-- INPUT MATERIAL --

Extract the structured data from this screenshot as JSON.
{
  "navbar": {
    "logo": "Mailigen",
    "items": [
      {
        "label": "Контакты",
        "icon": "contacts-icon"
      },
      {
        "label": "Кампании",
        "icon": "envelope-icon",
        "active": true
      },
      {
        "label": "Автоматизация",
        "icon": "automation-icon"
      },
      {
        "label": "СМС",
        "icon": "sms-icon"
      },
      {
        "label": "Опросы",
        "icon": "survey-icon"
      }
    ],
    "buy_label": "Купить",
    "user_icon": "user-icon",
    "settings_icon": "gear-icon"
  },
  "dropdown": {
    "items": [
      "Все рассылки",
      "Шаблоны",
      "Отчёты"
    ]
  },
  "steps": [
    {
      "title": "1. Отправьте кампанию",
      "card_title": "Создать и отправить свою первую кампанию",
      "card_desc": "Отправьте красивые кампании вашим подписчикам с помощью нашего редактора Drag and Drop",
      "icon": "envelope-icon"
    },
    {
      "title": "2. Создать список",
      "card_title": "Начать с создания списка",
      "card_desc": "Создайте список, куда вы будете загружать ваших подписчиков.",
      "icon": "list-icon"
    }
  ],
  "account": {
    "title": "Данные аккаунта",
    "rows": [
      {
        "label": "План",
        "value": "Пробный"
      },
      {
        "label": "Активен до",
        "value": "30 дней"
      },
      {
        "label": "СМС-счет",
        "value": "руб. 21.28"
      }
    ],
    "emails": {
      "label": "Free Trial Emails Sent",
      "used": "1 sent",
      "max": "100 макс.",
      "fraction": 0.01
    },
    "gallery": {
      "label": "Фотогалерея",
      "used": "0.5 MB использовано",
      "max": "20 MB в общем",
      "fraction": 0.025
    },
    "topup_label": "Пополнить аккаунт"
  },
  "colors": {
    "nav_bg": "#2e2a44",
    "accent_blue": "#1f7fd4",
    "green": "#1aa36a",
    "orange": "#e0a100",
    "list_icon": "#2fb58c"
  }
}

-- DESCRIPTION OF THE TASK --
Select every line of the records holding the string "список".

-- THE REPLY --
      "title": "2. Создать список",
      "card_desc": "Создайте список, куда вы будете загружать ваших подписчиков.",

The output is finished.